Layout coordinate data |
>>>
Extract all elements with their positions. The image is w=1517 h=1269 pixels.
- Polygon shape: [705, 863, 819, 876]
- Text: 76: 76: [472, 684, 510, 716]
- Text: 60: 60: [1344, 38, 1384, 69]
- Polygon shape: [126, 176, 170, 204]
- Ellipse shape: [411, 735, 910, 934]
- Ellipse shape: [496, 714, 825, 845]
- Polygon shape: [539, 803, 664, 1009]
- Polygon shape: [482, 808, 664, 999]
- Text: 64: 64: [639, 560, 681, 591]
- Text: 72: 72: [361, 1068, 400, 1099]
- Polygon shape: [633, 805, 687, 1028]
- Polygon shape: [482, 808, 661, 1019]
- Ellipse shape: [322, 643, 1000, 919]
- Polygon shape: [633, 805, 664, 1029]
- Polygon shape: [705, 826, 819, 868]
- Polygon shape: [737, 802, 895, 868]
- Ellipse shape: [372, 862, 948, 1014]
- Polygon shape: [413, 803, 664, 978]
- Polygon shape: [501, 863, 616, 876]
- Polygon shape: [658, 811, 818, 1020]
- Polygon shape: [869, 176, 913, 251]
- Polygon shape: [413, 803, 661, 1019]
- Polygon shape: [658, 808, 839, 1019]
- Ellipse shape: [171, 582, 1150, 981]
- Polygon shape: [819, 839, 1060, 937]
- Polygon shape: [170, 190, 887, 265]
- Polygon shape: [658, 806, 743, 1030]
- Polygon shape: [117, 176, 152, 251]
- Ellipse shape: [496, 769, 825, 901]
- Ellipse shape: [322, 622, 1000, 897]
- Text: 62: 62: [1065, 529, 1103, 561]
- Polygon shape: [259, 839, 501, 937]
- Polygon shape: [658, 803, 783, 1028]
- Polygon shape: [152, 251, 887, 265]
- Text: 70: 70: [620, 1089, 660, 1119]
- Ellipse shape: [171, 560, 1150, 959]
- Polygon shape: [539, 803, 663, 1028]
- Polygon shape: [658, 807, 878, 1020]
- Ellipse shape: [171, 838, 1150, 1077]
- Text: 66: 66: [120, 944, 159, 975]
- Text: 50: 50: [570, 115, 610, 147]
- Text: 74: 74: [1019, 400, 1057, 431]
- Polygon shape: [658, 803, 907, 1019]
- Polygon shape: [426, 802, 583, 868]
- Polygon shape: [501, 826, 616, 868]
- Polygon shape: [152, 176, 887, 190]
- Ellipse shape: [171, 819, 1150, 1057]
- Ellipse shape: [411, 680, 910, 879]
<<<
Echo the lines from the start of the material through the line containing "- Text: 72: 72: [361, 1068, 400, 1099]", with both ends included.

Extract all elements with their positions. The image is w=1517 h=1269 pixels.
- Polygon shape: [705, 863, 819, 876]
- Text: 76: 76: [472, 684, 510, 716]
- Text: 60: 60: [1344, 38, 1384, 69]
- Polygon shape: [126, 176, 170, 204]
- Ellipse shape: [411, 735, 910, 934]
- Ellipse shape: [496, 714, 825, 845]
- Polygon shape: [539, 803, 664, 1009]
- Polygon shape: [482, 808, 664, 999]
- Text: 64: 64: [639, 560, 681, 591]
- Text: 72: 72: [361, 1068, 400, 1099]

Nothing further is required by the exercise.